- **WHAT YOU HAVE TO DO**
Give the number of lines that include the string "Primavera", nothing more.

- **DATASET**
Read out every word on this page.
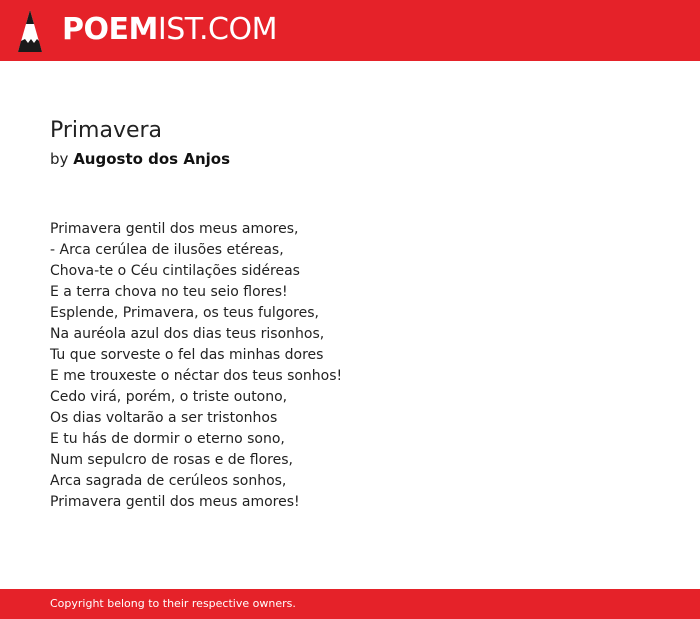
POEMIST.COM
Primavera
by Augosto dos Anjos
Primavera gentil dos meus amores,
- Arca cerúlea de ilusões etéreas,
Chova-te o Céu cintilações sidéreas
E a terra chova no teu seio flores!
Esplende, Primavera, os teus fulgores,
Na auréola azul dos dias teus risonhos,
Tu que sorveste o fel das minhas dores
E me trouxeste o néctar dos teus sonhos!
Cedo virá, porém, o triste outono,
Os dias voltarão a ser tristonhos
E tu hás de dormir o eterno sono,
Num sepulcro de rosas e de flores,
Arca sagrada de cerúleos sonhos,
Primavera gentil dos meus amores!
Copyright belong to their respective owners.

- **WRITTEN RESPONSE**
4